Work required – Lines containing the word "Products" are the ones to copy from the records below.

(Figure collection entries)

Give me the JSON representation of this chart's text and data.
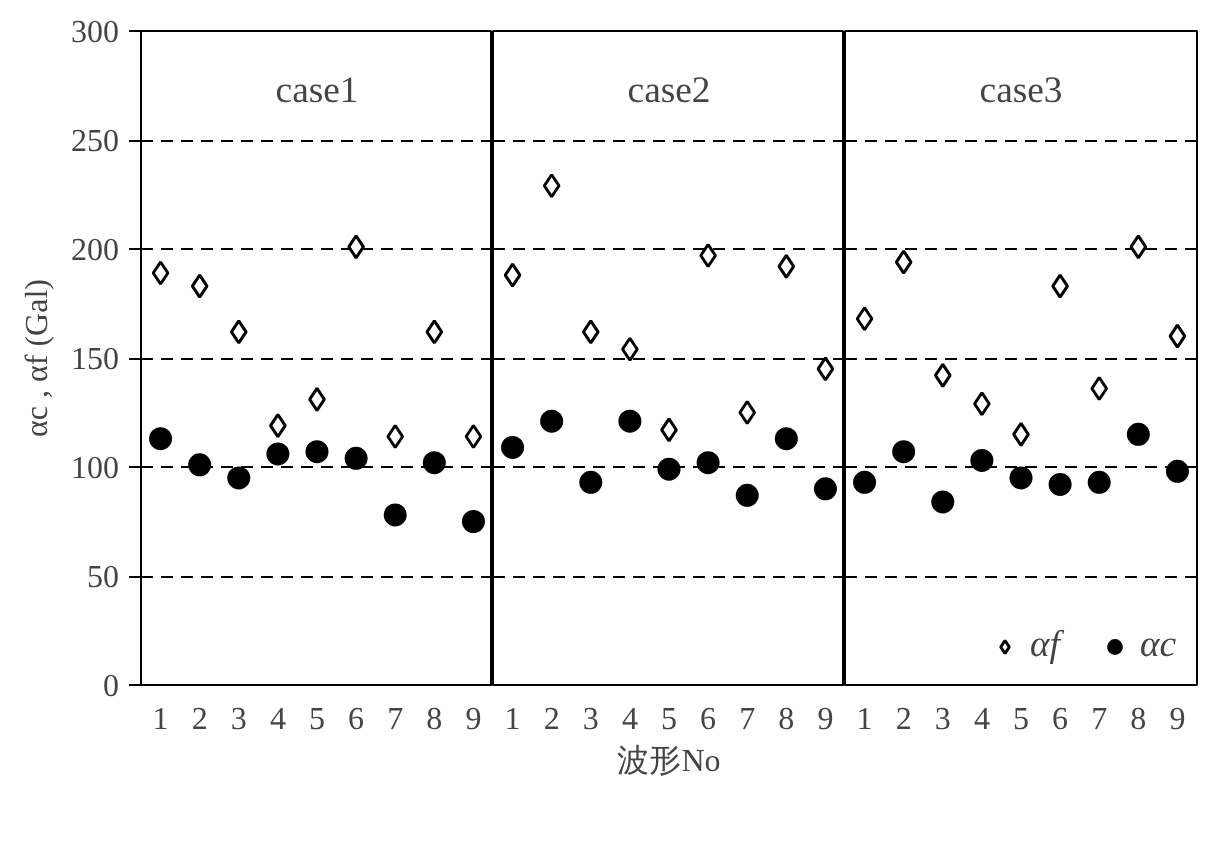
{
  "chart_data": [
    {
      "type": "scatter",
      "title": "case1",
      "ylabel": "αc , αf (Gal)",
      "categories": [
        "1",
        "2",
        "3",
        "4",
        "5",
        "6",
        "7",
        "8",
        "9"
      ],
      "ylim": [
        0,
        300
      ],
      "yticks": [
        0,
        50,
        100,
        150,
        200,
        250,
        300
      ],
      "grid": "y",
      "series": [
        {
          "color": "#000000",
          "marker": "diamond",
          "values": [
            189,
            183,
            162,
            119,
            131,
            201,
            114,
            162,
            114
          ]
        },
        {
          "color": "#000000",
          "marker": "circle",
          "values": [
            113,
            101,
            95,
            106,
            107,
            104,
            78,
            102,
            75
          ]
        }
      ]
    },
    {
      "type": "scatter",
      "title": "case2",
      "xlabel": "波形No",
      "categories": [
        "1",
        "2",
        "3",
        "4",
        "5",
        "6",
        "7",
        "8",
        "9"
      ],
      "ylim": [
        0,
        300
      ],
      "yticks": [
        0,
        50,
        100,
        150,
        200,
        250,
        300
      ],
      "grid": "y",
      "tick_labels": "x",
      "series": [
        {
          "color": "#000000",
          "marker": "diamond",
          "values": [
            188,
            229,
            162,
            154,
            117,
            197,
            125,
            192,
            145
          ]
        },
        {
          "color": "#000000",
          "marker": "circle",
          "values": [
            109,
            121,
            93,
            121,
            99,
            102,
            87,
            113,
            90
          ]
        }
      ]
    },
    {
      "type": "scatter",
      "title": "case3",
      "categories": [
        "1",
        "2",
        "3",
        "4",
        "5",
        "6",
        "7",
        "8",
        "9"
      ],
      "ylim": [
        0,
        300
      ],
      "yticks": [
        0,
        50,
        100,
        150,
        200,
        250,
        300
      ],
      "grid": "y",
      "tick_labels": "x",
      "legend": "bottom right",
      "series": [
        {
          "name": "αf",
          "color": "#000000",
          "marker": "diamond",
          "values": [
            168,
            194,
            142,
            129,
            115,
            183,
            136,
            201,
            160
          ]
        },
        {
          "name": "αc",
          "color": "#000000",
          "marker": "circle",
          "values": [
            93,
            107,
            84,
            103,
            95,
            92,
            93,
            115,
            98
          ]
        }
      ]
    }
  ]
}
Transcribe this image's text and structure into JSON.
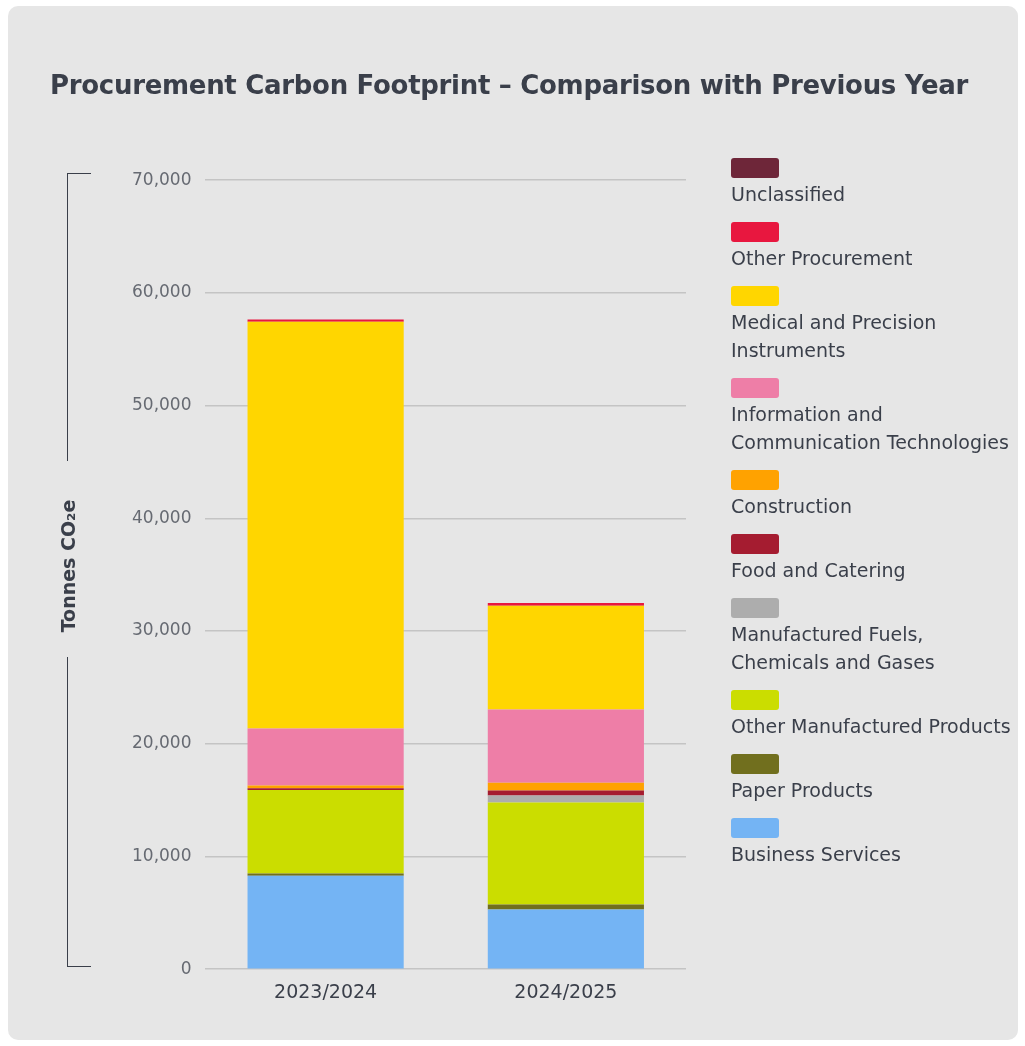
{
  "chart_data": {
    "type": "bar",
    "title": "Procurement Carbon Footprint – Comparison with Previous Year",
    "ylabel": "Tonnes CO₂e",
    "categories": [
      "2023/2024",
      "2024/2025"
    ],
    "stacked": true,
    "ylim": [
      0,
      70000
    ],
    "yticks": [
      {
        "value": 0,
        "label": "0"
      },
      {
        "value": 10000,
        "label": "10,000"
      },
      {
        "value": 20000,
        "label": "20,000"
      },
      {
        "value": 30000,
        "label": "30,000"
      },
      {
        "value": 40000,
        "label": "40,000"
      },
      {
        "value": 50000,
        "label": "50,000"
      },
      {
        "value": 60000,
        "label": "60,000"
      },
      {
        "value": 70000,
        "label": "70,000"
      }
    ],
    "grid": "y",
    "legend": "right",
    "series": [
      {
        "name": "Business Services",
        "color": "#74b4f4",
        "values": [
          8300,
          5300
        ]
      },
      {
        "name": "Paper Products",
        "color": "#716f1e",
        "values": [
          200,
          450
        ]
      },
      {
        "name": "Other Manufactured Products",
        "color": "#cbdd00",
        "values": [
          7400,
          9050
        ]
      },
      {
        "name": "Manufactured Fuels, Chemicals and Gases",
        "color": "#adadad",
        "values": [
          0,
          600
        ]
      },
      {
        "name": "Food and Catering",
        "color": "#a51c30",
        "values": [
          150,
          450
        ]
      },
      {
        "name": "Construction",
        "color": "#ffa200",
        "values": [
          250,
          700
        ]
      },
      {
        "name": "Information and Communication Technologies",
        "color": "#ee7ea7",
        "values": [
          5050,
          6500
        ]
      },
      {
        "name": "Medical and Precision Instruments",
        "color": "#ffd600",
        "values": [
          36100,
          9200
        ]
      },
      {
        "name": "Other Procurement",
        "color": "#e8173f",
        "values": [
          200,
          250
        ]
      },
      {
        "name": "Unclassified",
        "color": "#6e2639",
        "values": [
          0,
          0
        ]
      }
    ]
  }
}
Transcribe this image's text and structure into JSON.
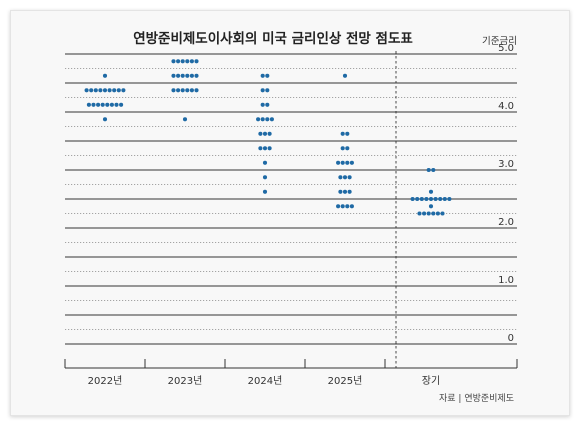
{
  "chart_data": {
    "type": "scatter",
    "title": "연방준비제도이사회의 미국 금리인상 전망 점도표",
    "ylabel": "기준금리",
    "ylim": [
      0,
      5.0
    ],
    "yticks": [
      "0",
      "1.0",
      "2.0",
      "3.0",
      "4.0",
      "5.0"
    ],
    "grid": true,
    "categories": [
      "2022년",
      "2023년",
      "2024년",
      "2025년",
      "장기"
    ],
    "series": [
      {
        "x": "2022년",
        "points": [
          {
            "y": 4.625,
            "n": 1
          },
          {
            "y": 4.375,
            "n": 9
          },
          {
            "y": 4.125,
            "n": 8
          },
          {
            "y": 3.875,
            "n": 1
          }
        ]
      },
      {
        "x": "2023년",
        "points": [
          {
            "y": 4.875,
            "n": 6
          },
          {
            "y": 4.625,
            "n": 6
          },
          {
            "y": 4.375,
            "n": 6
          },
          {
            "y": 3.875,
            "n": 1
          }
        ]
      },
      {
        "x": "2024년",
        "points": [
          {
            "y": 4.625,
            "n": 2
          },
          {
            "y": 4.375,
            "n": 2
          },
          {
            "y": 4.125,
            "n": 2
          },
          {
            "y": 3.875,
            "n": 4
          },
          {
            "y": 3.625,
            "n": 3
          },
          {
            "y": 3.375,
            "n": 3
          },
          {
            "y": 3.125,
            "n": 1
          },
          {
            "y": 2.875,
            "n": 1
          },
          {
            "y": 2.625,
            "n": 1
          }
        ]
      },
      {
        "x": "2025년",
        "points": [
          {
            "y": 4.625,
            "n": 1
          },
          {
            "y": 3.625,
            "n": 2
          },
          {
            "y": 3.375,
            "n": 2
          },
          {
            "y": 3.125,
            "n": 4
          },
          {
            "y": 2.875,
            "n": 3
          },
          {
            "y": 2.625,
            "n": 3
          },
          {
            "y": 2.375,
            "n": 4
          }
        ]
      },
      {
        "x": "장기",
        "points": [
          {
            "y": 3.0,
            "n": 2
          },
          {
            "y": 2.625,
            "n": 1
          },
          {
            "y": 2.5,
            "n": 9
          },
          {
            "y": 2.375,
            "n": 1
          },
          {
            "y": 2.25,
            "n": 6
          }
        ]
      }
    ],
    "dot_color": "#1f6aa5",
    "source": "자료 | 연방준비제도"
  }
}
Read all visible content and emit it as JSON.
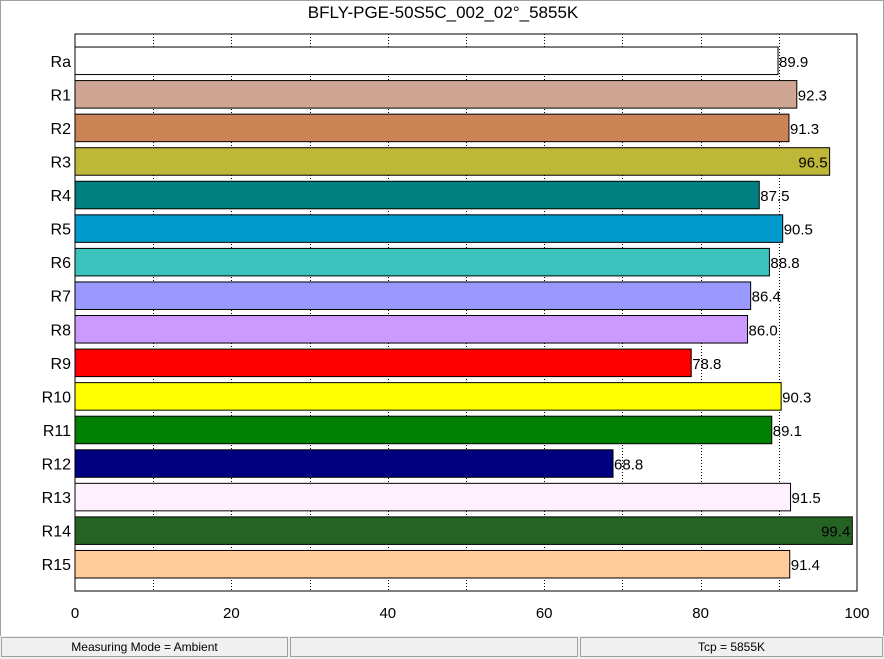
{
  "window": {
    "title": "BFLY-PGE-50S5C_002_02°_5855K"
  },
  "chart_data": {
    "type": "bar",
    "orientation": "horizontal",
    "title": "BFLY-PGE-50S5C_002_02°_5855K",
    "xlabel": "",
    "ylabel": "",
    "xlim": [
      0,
      100
    ],
    "x_ticks": [
      0,
      20,
      40,
      60,
      80,
      100
    ],
    "grid": "vertical dotted every 10",
    "categories": [
      "Ra",
      "R1",
      "R2",
      "R3",
      "R4",
      "R5",
      "R6",
      "R7",
      "R8",
      "R9",
      "R10",
      "R11",
      "R12",
      "R13",
      "R14",
      "R15"
    ],
    "values": [
      89.9,
      92.3,
      91.3,
      96.5,
      87.5,
      90.5,
      88.8,
      86.4,
      86.0,
      78.8,
      90.3,
      89.1,
      68.8,
      91.5,
      99.4,
      91.4
    ],
    "value_labels": [
      "89.9",
      "92.3",
      "91.3",
      "96.5",
      "87.5",
      "90.5",
      "88.8",
      "86.4",
      "86.0",
      "78.8",
      "90.3",
      "89.1",
      "68.8",
      "91.5",
      "99.4",
      "91.4"
    ],
    "colors": [
      "#ffffff",
      "#cfa693",
      "#cc8356",
      "#bfb737",
      "#00807e",
      "#009acb",
      "#3dc3bd",
      "#9999ff",
      "#cc99ff",
      "#ff0000",
      "#ffff00",
      "#008000",
      "#000080",
      "#fff0ff",
      "#246324",
      "#ffcc99"
    ]
  },
  "statusbar": {
    "mode": "Measuring Mode = Ambient",
    "middle": "",
    "tcp": "Tcp = 5855K"
  }
}
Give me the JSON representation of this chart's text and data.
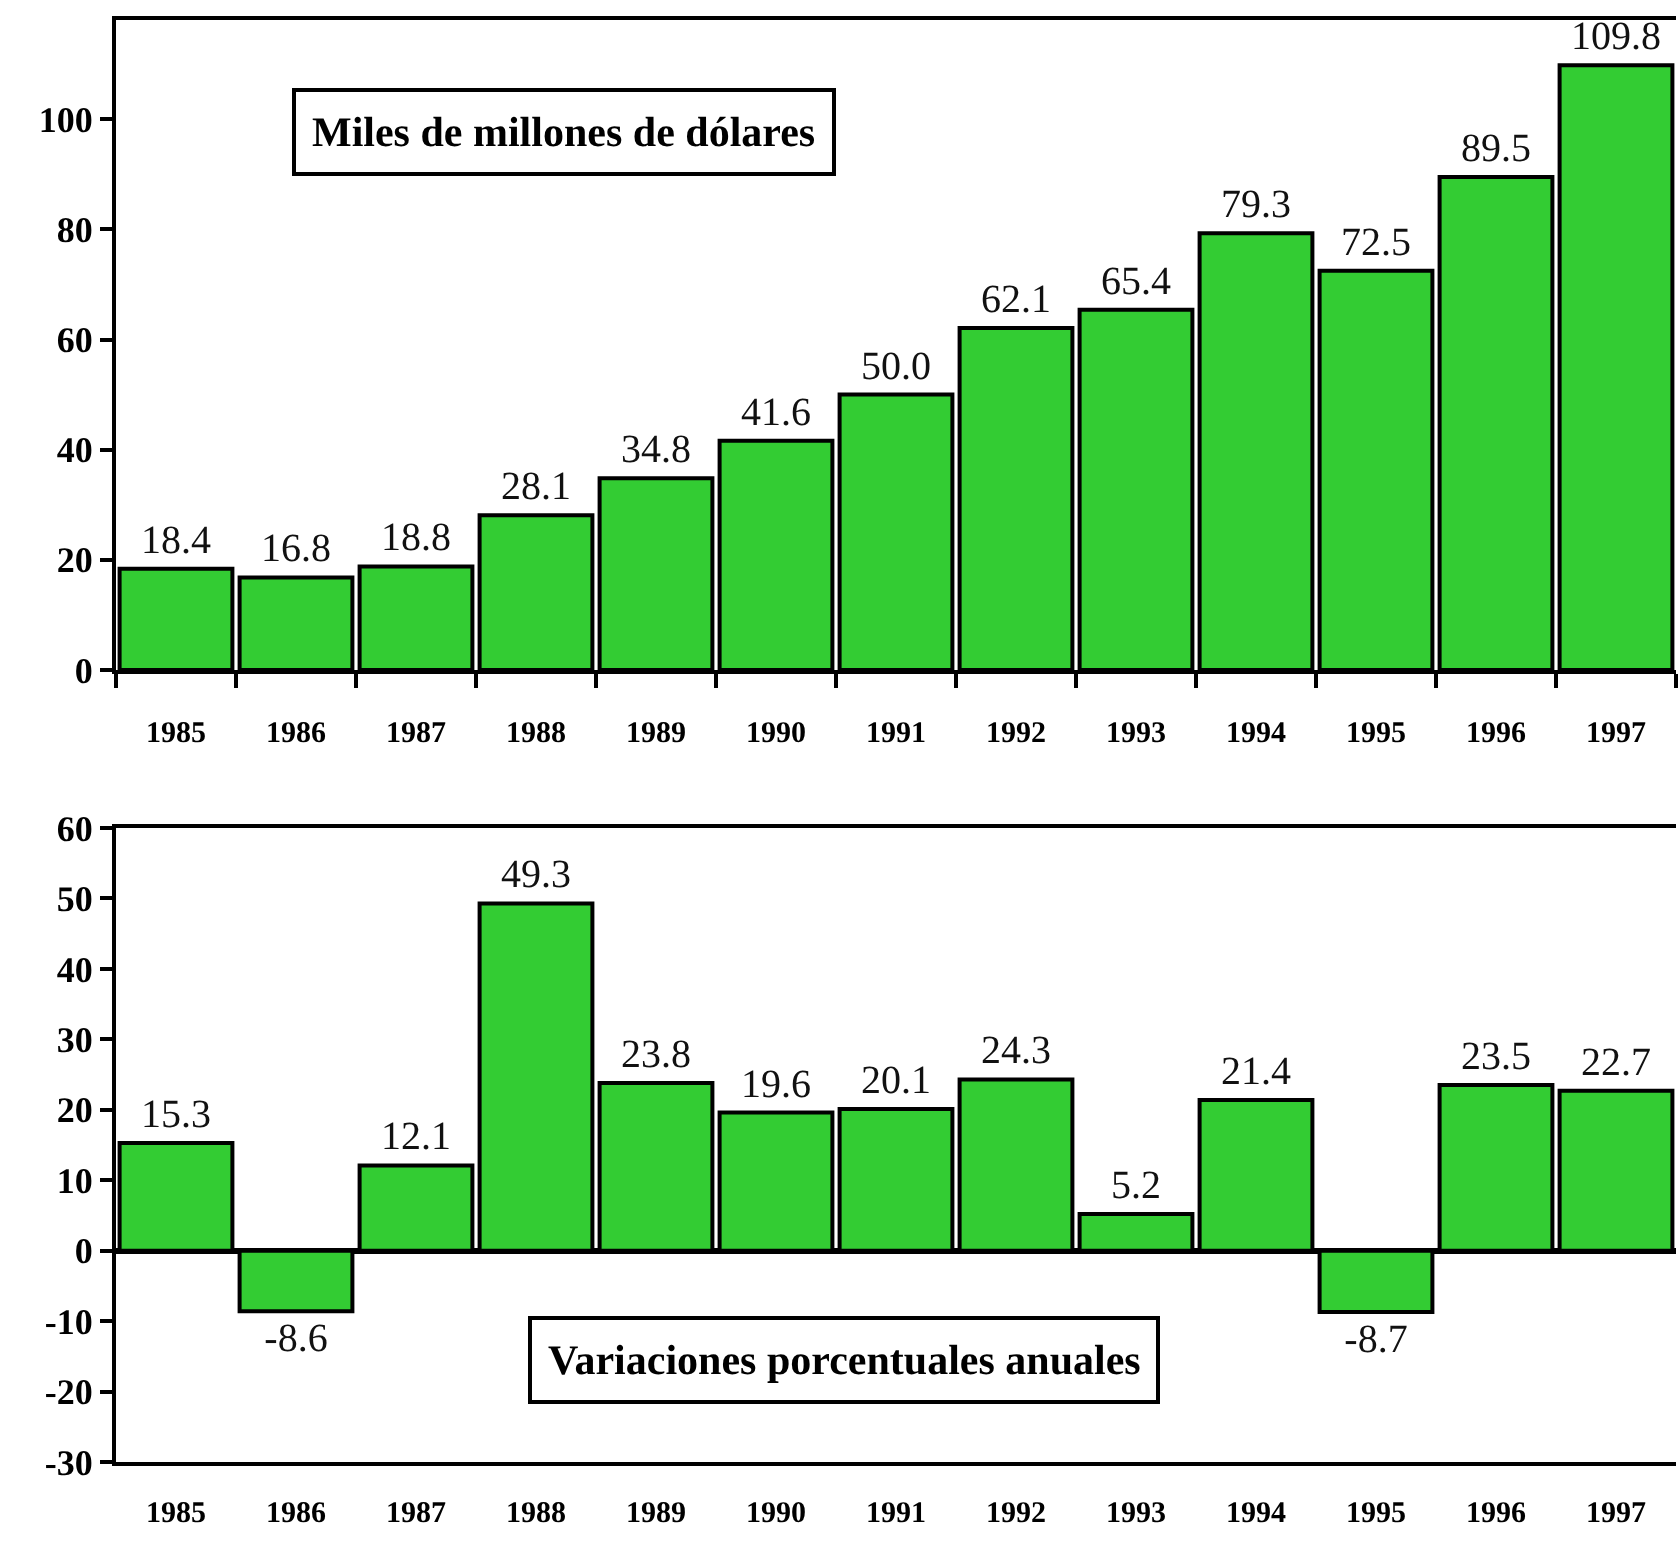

Exercise result –
        "name": "Paper Products",
        "name": "Other Manufactured Products",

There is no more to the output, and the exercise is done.